PROBLEM TO SOLVE: Search the data for the word "Stability" and copy every line where it occurs.

— START —

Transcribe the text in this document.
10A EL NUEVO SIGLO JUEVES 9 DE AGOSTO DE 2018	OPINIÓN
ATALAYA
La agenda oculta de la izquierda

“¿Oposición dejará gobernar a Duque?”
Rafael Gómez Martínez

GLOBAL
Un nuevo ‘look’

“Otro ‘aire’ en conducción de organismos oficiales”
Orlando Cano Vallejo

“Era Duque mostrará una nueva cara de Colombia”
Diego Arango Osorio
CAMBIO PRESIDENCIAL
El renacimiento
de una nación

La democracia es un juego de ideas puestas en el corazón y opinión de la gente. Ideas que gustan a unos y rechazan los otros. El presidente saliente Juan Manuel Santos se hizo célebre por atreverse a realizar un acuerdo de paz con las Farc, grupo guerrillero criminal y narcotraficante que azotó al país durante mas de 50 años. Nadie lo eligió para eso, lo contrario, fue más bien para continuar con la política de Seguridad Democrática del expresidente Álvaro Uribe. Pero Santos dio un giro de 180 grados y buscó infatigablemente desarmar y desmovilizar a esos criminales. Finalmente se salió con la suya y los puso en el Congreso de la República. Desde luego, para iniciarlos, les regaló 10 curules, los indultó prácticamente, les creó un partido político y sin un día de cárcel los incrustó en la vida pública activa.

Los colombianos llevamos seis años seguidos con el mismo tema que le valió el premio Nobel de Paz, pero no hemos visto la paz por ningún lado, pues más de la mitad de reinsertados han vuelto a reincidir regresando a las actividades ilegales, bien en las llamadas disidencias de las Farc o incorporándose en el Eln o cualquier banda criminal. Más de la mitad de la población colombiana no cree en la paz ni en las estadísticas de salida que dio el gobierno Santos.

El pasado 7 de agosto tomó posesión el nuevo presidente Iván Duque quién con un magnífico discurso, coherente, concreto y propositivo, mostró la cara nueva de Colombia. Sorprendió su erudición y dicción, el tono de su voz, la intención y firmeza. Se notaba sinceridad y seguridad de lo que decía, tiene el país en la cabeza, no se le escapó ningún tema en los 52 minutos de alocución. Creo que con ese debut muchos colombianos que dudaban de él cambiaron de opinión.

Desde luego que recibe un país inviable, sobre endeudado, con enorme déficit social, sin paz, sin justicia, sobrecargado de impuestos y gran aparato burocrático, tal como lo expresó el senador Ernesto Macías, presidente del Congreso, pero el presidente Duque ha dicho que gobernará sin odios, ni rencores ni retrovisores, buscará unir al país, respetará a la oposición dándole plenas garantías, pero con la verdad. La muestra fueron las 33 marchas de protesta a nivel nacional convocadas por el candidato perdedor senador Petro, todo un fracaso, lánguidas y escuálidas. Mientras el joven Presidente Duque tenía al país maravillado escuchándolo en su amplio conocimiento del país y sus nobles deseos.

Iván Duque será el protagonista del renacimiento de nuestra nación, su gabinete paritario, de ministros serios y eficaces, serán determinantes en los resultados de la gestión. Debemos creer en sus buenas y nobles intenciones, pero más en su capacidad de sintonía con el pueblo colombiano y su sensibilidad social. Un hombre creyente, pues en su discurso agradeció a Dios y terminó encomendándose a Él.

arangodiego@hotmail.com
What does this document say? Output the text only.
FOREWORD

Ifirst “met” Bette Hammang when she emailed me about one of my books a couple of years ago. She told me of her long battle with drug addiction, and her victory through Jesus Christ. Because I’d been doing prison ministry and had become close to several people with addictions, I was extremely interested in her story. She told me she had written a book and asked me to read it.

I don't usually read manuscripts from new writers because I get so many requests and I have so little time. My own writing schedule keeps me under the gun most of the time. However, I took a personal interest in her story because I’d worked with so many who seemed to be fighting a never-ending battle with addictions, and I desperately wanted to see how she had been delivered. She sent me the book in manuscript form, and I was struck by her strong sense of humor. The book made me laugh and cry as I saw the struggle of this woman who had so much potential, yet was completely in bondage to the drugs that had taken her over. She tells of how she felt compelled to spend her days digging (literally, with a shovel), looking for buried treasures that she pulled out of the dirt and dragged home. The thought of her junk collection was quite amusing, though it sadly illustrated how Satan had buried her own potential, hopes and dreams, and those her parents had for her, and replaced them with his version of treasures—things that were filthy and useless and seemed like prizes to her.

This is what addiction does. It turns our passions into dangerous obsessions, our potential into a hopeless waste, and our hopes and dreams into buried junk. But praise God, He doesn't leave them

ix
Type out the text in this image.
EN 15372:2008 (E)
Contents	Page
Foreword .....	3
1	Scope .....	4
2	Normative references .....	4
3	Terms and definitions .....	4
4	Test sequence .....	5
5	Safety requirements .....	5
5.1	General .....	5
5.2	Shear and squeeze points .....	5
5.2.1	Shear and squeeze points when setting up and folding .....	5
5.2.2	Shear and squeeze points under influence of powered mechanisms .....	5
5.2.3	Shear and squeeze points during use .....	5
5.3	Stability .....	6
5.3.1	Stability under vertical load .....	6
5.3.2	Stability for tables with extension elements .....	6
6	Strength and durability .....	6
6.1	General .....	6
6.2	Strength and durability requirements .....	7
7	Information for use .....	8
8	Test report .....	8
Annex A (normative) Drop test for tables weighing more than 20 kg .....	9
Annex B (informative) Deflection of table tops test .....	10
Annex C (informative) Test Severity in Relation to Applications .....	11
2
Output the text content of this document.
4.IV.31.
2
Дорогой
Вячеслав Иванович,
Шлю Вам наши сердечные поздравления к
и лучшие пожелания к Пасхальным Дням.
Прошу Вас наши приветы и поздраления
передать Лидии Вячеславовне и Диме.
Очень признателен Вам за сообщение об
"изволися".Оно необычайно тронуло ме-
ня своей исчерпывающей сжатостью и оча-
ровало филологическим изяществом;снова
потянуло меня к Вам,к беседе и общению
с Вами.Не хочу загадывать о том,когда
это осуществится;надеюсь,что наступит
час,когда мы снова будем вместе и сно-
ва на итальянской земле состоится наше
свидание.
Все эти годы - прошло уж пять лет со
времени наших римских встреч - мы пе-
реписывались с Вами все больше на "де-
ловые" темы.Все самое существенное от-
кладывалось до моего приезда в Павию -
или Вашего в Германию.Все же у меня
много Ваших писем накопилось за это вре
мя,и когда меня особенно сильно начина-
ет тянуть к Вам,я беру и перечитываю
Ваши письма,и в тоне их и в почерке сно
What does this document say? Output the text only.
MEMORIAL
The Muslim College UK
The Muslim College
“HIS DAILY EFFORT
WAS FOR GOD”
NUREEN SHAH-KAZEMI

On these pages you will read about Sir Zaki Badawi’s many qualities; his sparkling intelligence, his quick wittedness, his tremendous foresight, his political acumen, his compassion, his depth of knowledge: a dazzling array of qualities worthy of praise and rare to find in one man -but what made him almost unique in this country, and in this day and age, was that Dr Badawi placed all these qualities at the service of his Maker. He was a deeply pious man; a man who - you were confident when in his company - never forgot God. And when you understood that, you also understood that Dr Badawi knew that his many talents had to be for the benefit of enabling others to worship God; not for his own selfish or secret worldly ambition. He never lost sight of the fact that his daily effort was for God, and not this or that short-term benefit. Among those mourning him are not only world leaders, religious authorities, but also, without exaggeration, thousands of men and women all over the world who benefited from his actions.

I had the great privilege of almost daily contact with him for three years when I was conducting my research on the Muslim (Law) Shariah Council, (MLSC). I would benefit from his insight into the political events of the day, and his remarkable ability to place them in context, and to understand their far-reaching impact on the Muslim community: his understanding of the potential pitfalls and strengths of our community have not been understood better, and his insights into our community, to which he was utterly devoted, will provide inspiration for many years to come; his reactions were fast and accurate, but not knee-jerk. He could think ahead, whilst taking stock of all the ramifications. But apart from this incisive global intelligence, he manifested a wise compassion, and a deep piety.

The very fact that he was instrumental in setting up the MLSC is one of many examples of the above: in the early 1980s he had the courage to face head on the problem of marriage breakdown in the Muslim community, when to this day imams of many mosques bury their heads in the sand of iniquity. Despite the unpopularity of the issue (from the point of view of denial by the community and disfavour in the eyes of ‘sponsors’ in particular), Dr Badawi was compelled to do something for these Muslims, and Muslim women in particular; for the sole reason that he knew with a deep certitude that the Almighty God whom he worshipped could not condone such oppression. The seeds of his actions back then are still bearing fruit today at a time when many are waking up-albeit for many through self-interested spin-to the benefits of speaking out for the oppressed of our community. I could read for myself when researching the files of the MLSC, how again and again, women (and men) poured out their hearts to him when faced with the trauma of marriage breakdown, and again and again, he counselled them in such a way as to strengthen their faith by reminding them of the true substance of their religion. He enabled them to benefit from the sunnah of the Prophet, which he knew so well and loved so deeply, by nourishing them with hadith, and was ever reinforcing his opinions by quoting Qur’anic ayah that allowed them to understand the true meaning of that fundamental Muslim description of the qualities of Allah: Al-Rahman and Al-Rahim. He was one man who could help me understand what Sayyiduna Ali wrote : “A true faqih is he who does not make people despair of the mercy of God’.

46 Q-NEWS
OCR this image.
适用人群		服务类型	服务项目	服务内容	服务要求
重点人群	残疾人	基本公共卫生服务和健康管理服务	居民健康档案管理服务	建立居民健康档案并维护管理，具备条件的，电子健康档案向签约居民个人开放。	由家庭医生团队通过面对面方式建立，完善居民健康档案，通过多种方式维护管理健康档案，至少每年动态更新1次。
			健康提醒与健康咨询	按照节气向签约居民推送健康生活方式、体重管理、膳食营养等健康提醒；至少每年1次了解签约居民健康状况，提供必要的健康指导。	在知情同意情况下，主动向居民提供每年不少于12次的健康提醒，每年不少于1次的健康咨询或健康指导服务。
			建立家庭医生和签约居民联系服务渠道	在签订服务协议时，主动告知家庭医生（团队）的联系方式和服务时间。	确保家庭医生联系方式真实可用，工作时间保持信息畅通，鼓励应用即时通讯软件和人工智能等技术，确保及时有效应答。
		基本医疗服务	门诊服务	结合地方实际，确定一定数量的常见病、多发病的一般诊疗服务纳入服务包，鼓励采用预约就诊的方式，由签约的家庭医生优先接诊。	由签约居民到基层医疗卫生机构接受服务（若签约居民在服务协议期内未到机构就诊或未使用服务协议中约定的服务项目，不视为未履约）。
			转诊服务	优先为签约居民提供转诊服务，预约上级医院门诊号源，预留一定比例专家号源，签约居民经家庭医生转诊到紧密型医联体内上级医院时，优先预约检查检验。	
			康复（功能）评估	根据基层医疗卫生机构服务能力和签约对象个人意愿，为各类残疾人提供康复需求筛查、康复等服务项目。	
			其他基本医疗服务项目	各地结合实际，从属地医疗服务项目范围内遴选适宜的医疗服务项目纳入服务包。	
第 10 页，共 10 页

— END —

ANSWER FOR THE TASK:
5.3	Stability .....	6
5.3.1	Stability under vertical load .....	6
5.3.2	Stability for tables with extension elements .....	6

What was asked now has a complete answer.